(begin)

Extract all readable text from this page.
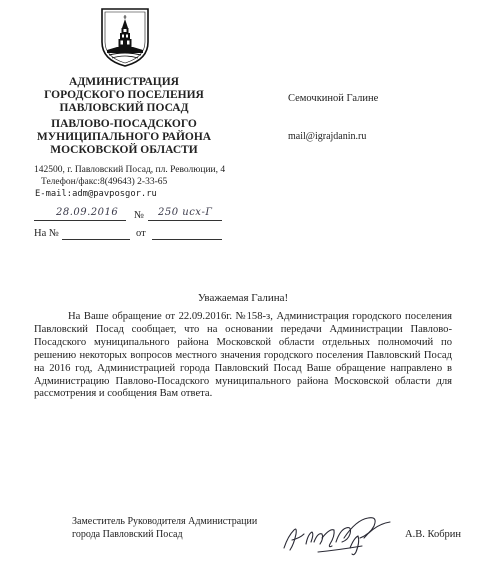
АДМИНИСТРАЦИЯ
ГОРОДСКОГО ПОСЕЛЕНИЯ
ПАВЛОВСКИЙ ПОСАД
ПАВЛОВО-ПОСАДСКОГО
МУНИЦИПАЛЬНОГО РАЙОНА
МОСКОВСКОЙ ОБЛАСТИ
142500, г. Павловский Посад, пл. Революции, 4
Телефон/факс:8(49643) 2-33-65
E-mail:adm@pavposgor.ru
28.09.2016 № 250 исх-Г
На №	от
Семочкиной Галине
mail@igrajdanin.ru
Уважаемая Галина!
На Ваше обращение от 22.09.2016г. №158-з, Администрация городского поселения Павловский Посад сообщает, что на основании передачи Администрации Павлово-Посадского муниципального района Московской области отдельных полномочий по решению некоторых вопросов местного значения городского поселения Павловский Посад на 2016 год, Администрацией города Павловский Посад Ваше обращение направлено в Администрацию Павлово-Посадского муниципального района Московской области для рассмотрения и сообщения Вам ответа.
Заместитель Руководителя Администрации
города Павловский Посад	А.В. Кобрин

(end)
(begin)

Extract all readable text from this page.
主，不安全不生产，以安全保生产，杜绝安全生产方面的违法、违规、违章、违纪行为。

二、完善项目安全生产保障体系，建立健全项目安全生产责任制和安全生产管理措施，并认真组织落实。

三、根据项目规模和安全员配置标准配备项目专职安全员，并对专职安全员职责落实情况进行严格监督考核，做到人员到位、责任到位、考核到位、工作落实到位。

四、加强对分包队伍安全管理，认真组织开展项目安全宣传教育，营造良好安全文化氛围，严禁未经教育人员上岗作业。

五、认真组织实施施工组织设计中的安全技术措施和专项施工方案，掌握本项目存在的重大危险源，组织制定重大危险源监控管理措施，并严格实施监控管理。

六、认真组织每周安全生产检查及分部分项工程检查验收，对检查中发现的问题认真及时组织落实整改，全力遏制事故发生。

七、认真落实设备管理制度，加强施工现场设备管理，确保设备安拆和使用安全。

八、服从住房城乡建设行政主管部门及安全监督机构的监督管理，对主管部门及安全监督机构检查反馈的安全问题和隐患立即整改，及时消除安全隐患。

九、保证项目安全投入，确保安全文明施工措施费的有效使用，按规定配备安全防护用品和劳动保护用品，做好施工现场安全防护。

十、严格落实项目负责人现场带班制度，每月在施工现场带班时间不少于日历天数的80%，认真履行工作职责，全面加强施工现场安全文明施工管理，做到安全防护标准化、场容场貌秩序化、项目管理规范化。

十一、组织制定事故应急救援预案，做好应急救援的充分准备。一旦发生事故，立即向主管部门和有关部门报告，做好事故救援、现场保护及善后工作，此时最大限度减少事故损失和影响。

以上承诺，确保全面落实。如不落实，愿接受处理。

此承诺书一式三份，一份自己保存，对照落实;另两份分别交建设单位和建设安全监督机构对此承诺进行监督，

(end)
(begin)

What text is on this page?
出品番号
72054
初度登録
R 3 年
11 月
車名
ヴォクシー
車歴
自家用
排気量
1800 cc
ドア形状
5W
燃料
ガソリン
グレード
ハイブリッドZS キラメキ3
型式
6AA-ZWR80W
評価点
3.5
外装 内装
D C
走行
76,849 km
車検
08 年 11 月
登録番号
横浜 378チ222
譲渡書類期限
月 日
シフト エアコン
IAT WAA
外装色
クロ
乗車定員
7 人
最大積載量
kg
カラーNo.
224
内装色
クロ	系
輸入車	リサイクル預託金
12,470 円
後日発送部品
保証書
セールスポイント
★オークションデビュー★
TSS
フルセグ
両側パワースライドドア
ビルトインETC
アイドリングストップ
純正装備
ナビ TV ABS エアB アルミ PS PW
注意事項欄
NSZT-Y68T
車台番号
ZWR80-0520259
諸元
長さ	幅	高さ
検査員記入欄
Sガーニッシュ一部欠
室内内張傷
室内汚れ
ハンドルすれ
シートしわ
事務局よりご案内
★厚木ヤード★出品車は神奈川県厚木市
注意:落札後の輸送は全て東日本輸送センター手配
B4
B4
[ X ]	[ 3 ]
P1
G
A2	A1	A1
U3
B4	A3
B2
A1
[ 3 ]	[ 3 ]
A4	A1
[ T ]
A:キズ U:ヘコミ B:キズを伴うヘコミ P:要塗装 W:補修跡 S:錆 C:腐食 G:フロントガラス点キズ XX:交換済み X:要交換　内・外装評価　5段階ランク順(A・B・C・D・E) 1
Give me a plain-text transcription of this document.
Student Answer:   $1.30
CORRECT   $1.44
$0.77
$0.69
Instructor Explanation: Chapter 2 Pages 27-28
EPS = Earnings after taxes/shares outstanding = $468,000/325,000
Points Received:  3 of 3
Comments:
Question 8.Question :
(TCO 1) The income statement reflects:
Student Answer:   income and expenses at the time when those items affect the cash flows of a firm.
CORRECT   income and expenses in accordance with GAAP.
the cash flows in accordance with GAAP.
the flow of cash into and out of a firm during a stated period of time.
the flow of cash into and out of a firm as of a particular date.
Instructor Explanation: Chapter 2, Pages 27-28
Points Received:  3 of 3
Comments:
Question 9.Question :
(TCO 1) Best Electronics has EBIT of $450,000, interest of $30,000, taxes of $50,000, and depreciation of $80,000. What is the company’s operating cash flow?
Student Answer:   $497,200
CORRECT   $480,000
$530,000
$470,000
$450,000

(end)

Return every line in the listing that contains the word "expenses".

Student Answer:   income and expenses at the time when those items affect the cash flows of a firm.
CORRECT   income and expenses in accordance with GAAP.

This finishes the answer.